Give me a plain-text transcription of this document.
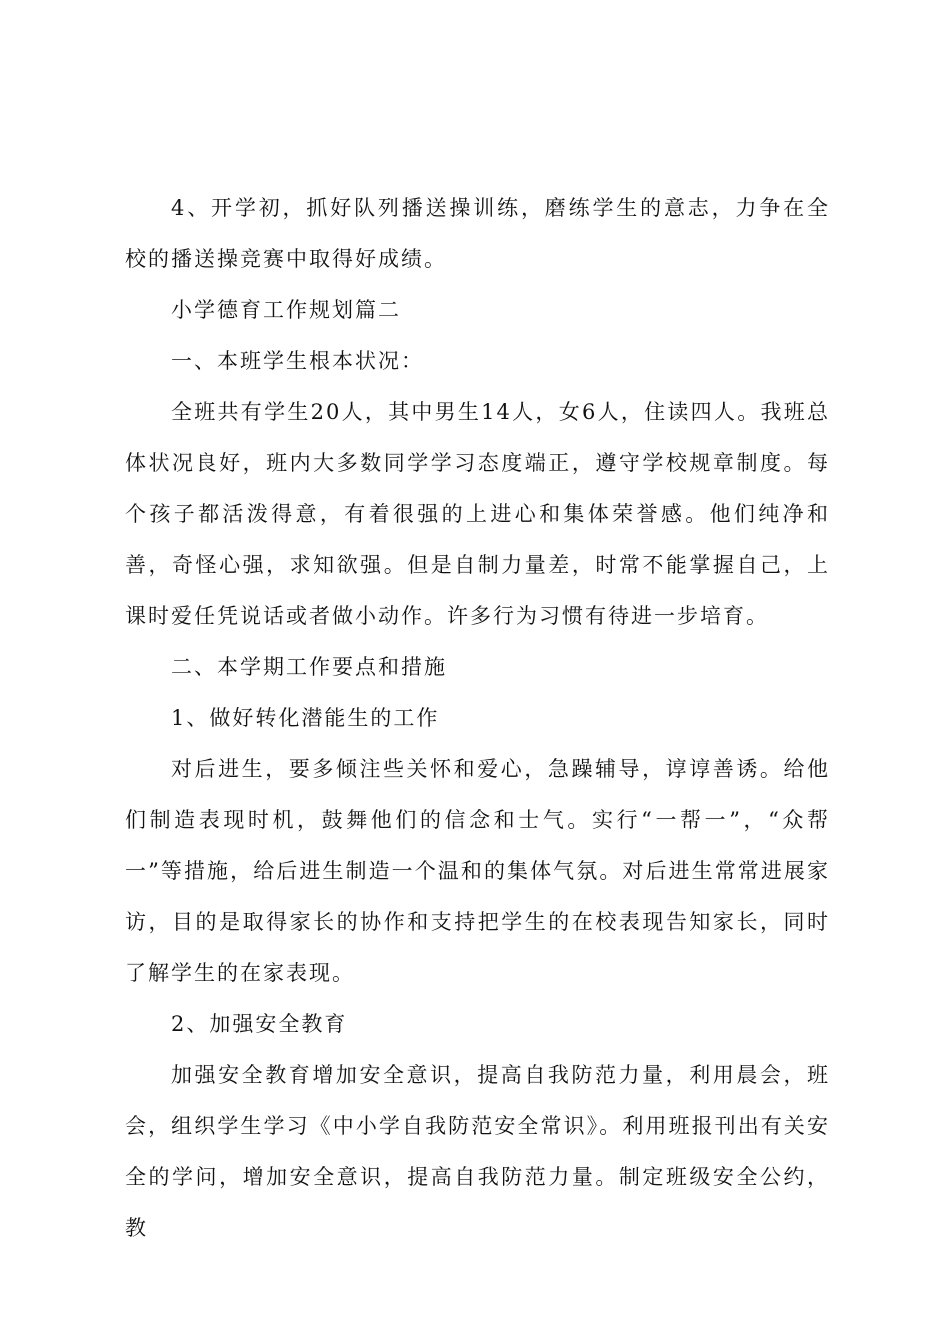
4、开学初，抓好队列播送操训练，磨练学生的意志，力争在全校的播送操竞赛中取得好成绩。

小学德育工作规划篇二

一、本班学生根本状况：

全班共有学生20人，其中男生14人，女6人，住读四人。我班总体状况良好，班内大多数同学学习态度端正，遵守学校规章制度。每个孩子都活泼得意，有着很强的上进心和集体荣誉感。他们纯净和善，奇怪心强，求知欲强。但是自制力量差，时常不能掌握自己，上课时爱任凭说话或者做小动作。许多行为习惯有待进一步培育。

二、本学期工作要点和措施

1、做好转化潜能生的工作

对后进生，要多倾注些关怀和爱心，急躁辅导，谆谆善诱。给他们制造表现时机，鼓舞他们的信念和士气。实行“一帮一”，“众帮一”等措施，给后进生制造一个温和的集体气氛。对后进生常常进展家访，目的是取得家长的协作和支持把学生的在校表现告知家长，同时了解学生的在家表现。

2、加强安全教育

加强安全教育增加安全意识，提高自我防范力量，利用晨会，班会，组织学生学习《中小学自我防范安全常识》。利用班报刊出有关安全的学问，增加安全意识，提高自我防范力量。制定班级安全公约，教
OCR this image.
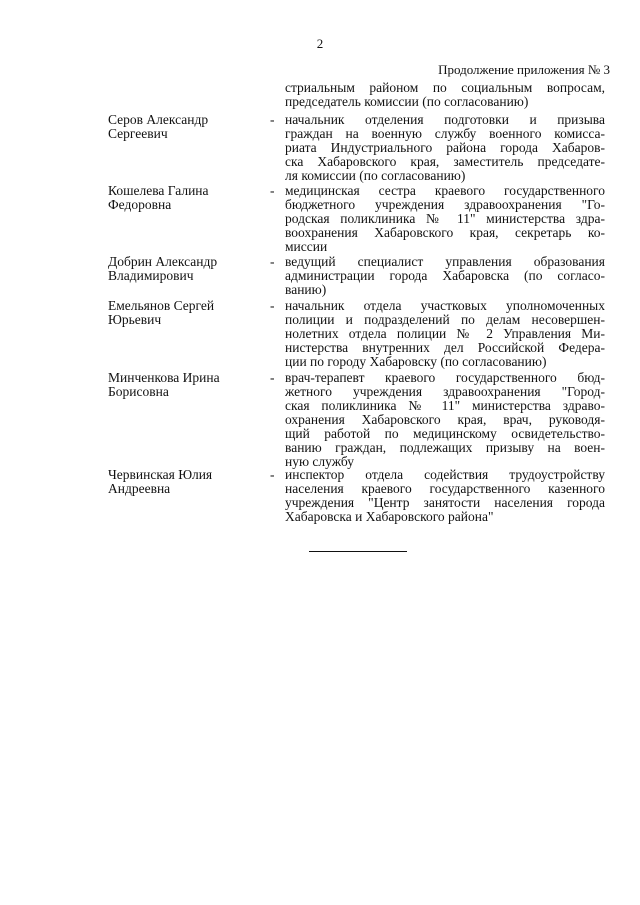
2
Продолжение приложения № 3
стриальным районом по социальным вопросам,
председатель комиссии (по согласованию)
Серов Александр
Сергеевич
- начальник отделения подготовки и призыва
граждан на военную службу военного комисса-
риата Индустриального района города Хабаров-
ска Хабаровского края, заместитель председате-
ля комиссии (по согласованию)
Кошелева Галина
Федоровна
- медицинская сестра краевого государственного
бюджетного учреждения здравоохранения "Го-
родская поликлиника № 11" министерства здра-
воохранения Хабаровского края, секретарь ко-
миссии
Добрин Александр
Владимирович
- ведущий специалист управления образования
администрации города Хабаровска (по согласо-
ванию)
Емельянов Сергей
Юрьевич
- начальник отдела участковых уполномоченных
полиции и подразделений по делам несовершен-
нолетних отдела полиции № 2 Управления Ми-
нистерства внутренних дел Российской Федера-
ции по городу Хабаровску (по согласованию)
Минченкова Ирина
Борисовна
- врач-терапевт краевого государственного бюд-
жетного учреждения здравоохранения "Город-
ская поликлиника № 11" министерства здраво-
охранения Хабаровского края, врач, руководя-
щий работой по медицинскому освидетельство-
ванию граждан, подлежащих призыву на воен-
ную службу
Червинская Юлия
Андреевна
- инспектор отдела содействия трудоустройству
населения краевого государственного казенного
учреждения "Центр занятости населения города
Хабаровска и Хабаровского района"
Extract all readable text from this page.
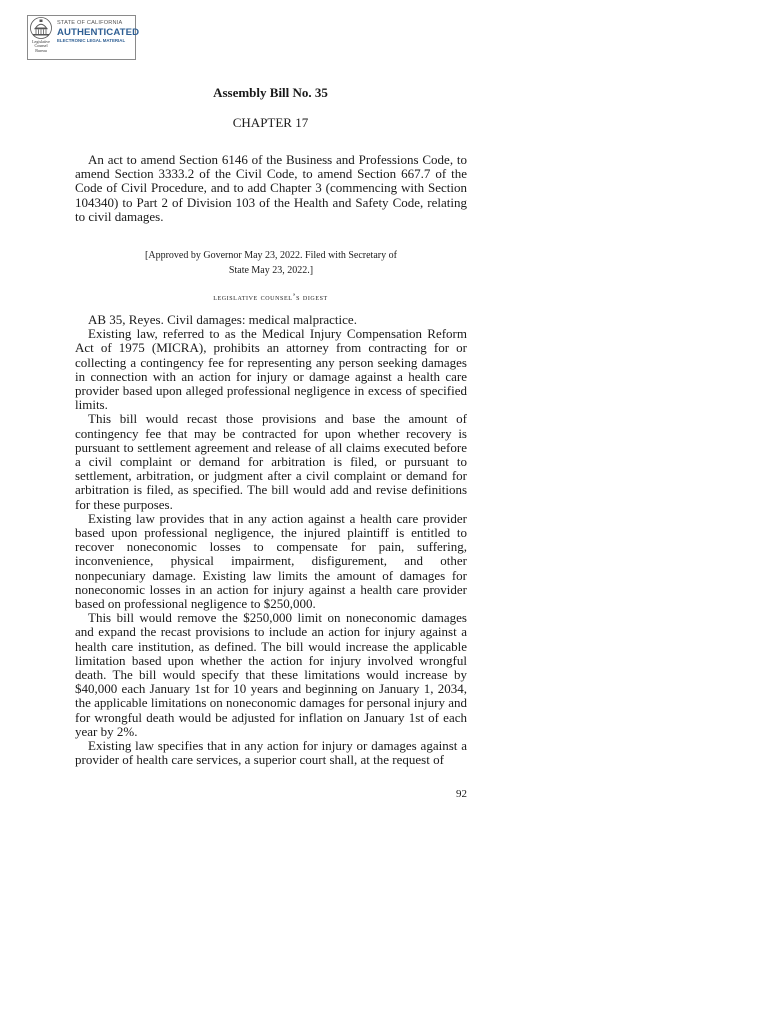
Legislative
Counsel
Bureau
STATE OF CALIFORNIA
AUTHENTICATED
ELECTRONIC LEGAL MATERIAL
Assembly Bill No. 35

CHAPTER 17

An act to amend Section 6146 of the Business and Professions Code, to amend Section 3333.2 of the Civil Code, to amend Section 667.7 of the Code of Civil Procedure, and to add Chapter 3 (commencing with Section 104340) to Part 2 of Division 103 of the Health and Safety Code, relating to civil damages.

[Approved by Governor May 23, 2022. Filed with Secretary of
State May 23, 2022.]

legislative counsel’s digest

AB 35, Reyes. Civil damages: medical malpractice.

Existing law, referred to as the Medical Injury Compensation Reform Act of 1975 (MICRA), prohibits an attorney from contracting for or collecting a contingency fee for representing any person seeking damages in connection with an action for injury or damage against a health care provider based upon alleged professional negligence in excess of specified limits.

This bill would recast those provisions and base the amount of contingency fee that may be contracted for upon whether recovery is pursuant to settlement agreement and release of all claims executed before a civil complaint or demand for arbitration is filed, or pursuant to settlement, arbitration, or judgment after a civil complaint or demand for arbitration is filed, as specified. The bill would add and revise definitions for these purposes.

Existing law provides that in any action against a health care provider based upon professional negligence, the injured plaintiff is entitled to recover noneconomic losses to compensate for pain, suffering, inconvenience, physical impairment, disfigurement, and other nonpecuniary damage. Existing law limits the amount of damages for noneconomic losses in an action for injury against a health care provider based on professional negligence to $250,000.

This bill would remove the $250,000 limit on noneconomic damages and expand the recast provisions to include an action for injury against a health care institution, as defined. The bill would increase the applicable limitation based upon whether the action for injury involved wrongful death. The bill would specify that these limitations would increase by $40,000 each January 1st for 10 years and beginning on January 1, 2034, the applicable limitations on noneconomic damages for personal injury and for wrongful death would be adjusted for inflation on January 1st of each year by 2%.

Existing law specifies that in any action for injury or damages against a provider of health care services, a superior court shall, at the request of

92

::::

What you will do | Gather all lines with the string "края" from the data.

Solution |
ска Хабаровского края, заместитель председате-
воохранения Хабаровского края, секретарь ко-
охранения Хабаровского края, врач, руководя-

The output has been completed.